== WHAT NEEDS TO BE DONE ==
Each record that follows should be repeated exactly, minus any images.

== MATERIAL PROVIDED ==

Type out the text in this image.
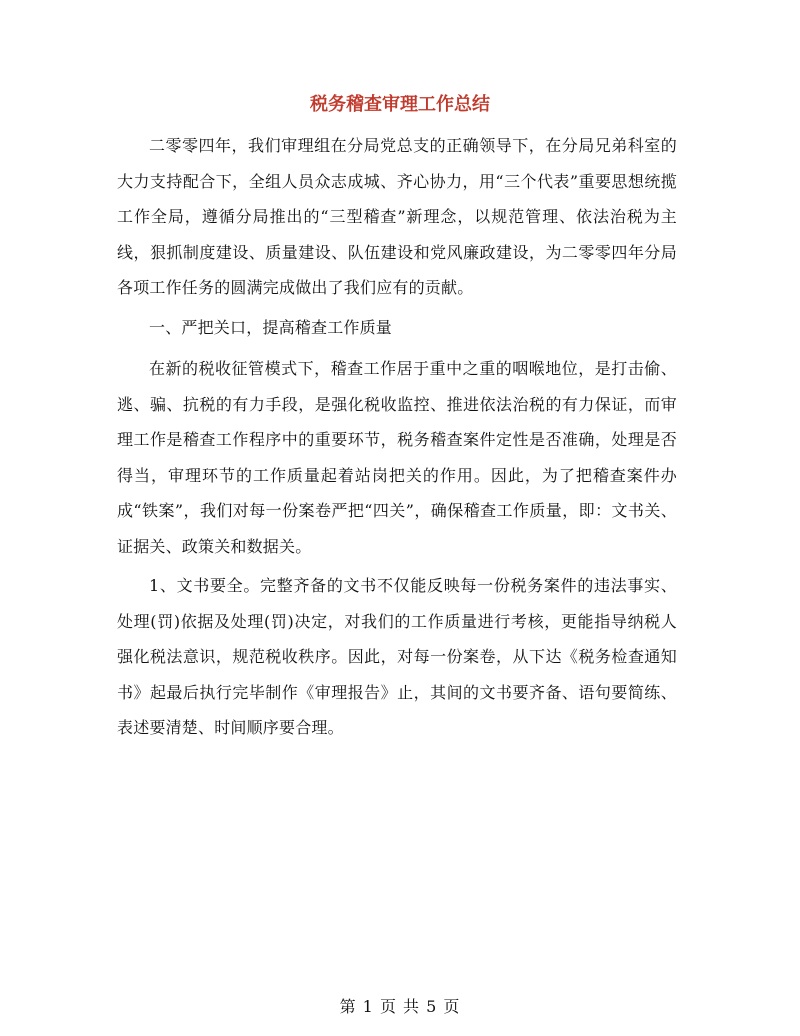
税务稽查审理工作总结

二零零四年，我们审理组在分局党总支的正确领导下，在分局兄弟科室的大力支持配合下，全组人员众志成城、齐心协力，用“三个代表”重要思想统揽工作全局，遵循分局推出的“三型稽查”新理念，以规范管理、依法治税为主线，狠抓制度建设、质量建设、队伍建设和党风廉政建设，为二零零四年分局各项工作任务的圆满完成做出了我们应有的贡献。

一、严把关口，提高稽查工作质量

在新的税收征管模式下，稽查工作居于重中之重的咽喉地位，是打击偷、逃、骗、抗税的有力手段，是强化税收监控、推进依法治税的有力保证，而审理工作是稽查工作程序中的重要环节，税务稽查案件定性是否准确，处理是否得当，审理环节的工作质量起着站岗把关的作用。因此，为了把稽查案件办成“铁案”，我们对每一份案卷严把“四关”，确保稽查工作质量，即：文书关、证据关、政策关和数据关。

1、文书要全。完整齐备的文书不仅能反映每一份税务案件的违法事实、处理(罚)依据及处理(罚)决定，对我们的工作质量进行考核，更能指导纳税人强化税法意识，规范税收秩序。因此，对每一份案卷，从下达《税务检查通知书》起最后执行完毕制作《审理报告》止，其间的文书要齐备、语句要简练、表述要清楚、时间顺序要合理。

第 1 页 共 5 页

== OUTPUT OF THE TASK ==
Type out the text in this image.
税务稽查审理工作总结

二零零四年，我们审理组在分局党总支的正确领导下，在分局兄弟科室的大力支持配合下，全组人员众志成城、齐心协力，用“三个代表”重要思想统揽工作全局，遵循分局推出的“三型稽查”新理念，以规范管理、依法治税为主线，狠抓制度建设、质量建设、队伍建设和党风廉政建设，为二零零四年分局各项工作任务的圆满完成做出了我们应有的贡献。

一、严把关口，提高稽查工作质量

在新的税收征管模式下，稽查工作居于重中之重的咽喉地位，是打击偷、逃、骗、抗税的有力手段，是强化税收监控、推进依法治税的有力保证，而审理工作是稽查工作程序中的重要环节，税务稽查案件定性是否准确，处理是否得当，审理环节的工作质量起着站岗把关的作用。因此，为了把稽查案件办成“铁案”，我们对每一份案卷严把“四关”，确保稽查工作质量，即：文书关、证据关、政策关和数据关。

1、文书要全。完整齐备的文书不仅能反映每一份税务案件的违法事实、处理(罚)依据及处理(罚)决定，对我们的工作质量进行考核，更能指导纳税人强化税法意识，规范税收秩序。因此，对每一份案卷，从下达《税务检查通知书》起最后执行完毕制作《审理报告》止，其间的文书要齐备、语句要简练、表述要清楚、时间顺序要合理。

第 1 页 共 5 页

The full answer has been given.